• **Rows from a dataset**:
# # # # #
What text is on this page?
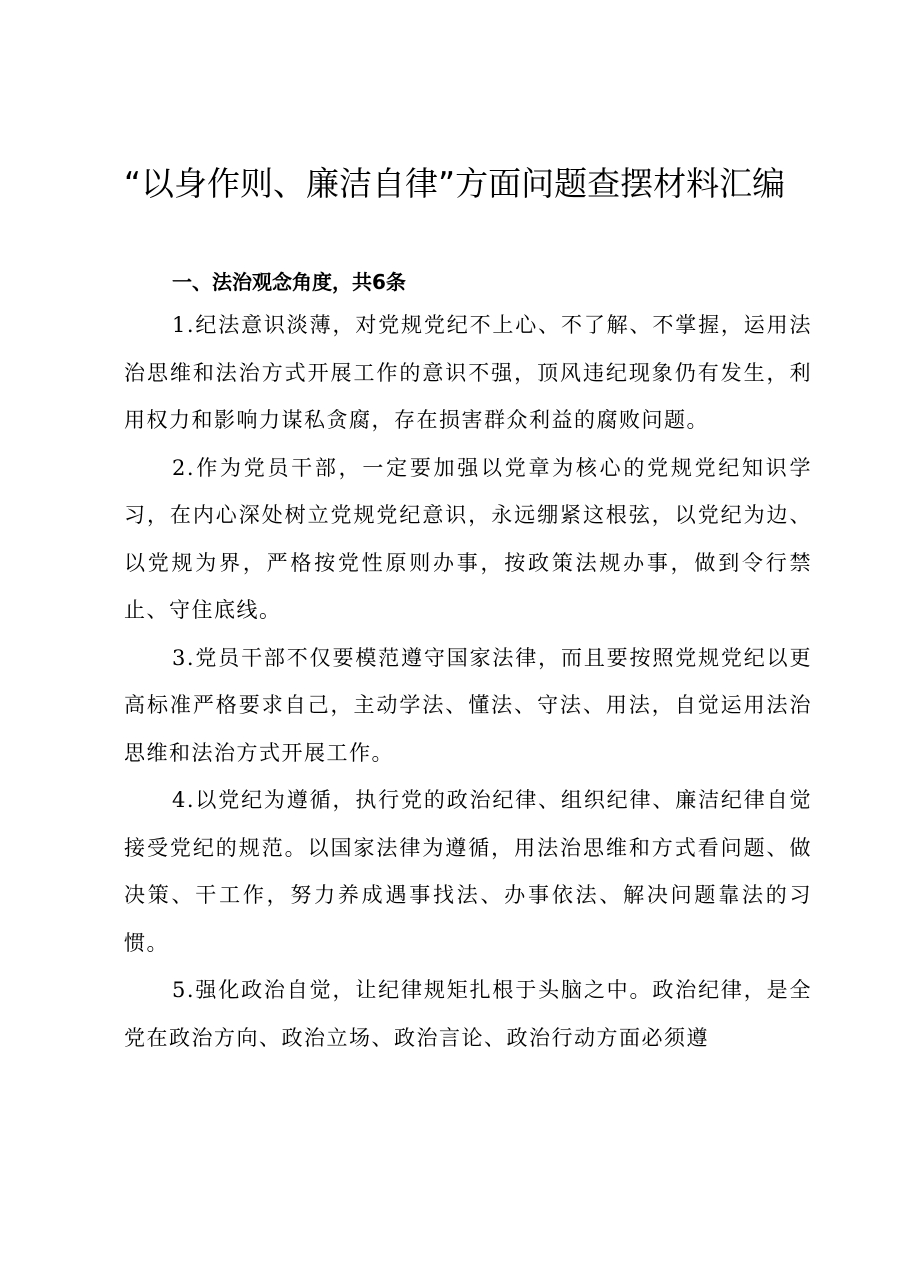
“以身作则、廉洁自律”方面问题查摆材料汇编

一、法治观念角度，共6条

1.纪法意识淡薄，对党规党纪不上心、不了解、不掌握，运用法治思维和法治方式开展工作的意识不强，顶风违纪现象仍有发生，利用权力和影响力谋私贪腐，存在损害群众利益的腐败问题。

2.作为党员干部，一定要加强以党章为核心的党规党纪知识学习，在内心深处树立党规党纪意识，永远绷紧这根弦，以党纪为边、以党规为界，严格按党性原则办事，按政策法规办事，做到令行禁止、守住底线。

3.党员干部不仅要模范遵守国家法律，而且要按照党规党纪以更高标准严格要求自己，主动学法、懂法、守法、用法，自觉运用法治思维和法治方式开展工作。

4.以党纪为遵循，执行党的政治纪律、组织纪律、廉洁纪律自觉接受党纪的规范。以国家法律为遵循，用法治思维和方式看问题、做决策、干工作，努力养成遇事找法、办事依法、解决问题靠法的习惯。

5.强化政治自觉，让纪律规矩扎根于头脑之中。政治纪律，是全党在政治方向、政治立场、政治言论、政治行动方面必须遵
# # # # #
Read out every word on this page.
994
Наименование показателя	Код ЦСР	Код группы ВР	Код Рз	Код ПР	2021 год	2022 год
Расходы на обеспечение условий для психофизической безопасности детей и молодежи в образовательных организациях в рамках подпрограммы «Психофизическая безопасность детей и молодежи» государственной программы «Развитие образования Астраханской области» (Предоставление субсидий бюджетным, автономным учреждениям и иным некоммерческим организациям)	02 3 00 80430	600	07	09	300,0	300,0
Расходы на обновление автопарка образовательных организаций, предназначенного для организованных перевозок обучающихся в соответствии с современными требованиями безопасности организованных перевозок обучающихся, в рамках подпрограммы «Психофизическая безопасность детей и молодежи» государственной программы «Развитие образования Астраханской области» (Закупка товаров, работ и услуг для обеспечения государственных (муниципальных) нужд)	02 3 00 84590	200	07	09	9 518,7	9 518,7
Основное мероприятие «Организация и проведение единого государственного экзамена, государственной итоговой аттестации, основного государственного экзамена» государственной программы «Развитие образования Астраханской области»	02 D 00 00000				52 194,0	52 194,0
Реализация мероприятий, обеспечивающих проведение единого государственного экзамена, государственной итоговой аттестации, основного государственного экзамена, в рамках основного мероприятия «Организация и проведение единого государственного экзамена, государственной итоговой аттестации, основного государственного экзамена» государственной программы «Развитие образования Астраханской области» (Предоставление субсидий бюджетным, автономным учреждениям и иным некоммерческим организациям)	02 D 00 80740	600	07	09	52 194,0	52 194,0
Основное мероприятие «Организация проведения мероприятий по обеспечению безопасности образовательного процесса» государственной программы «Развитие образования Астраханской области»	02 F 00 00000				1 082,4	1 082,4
# # # # #
• **WHAT THE TASK ASKS**: Tally up the lines in the records that contain the word "Основное" and give only the total.

• **EXERCISE ANSWER**: 2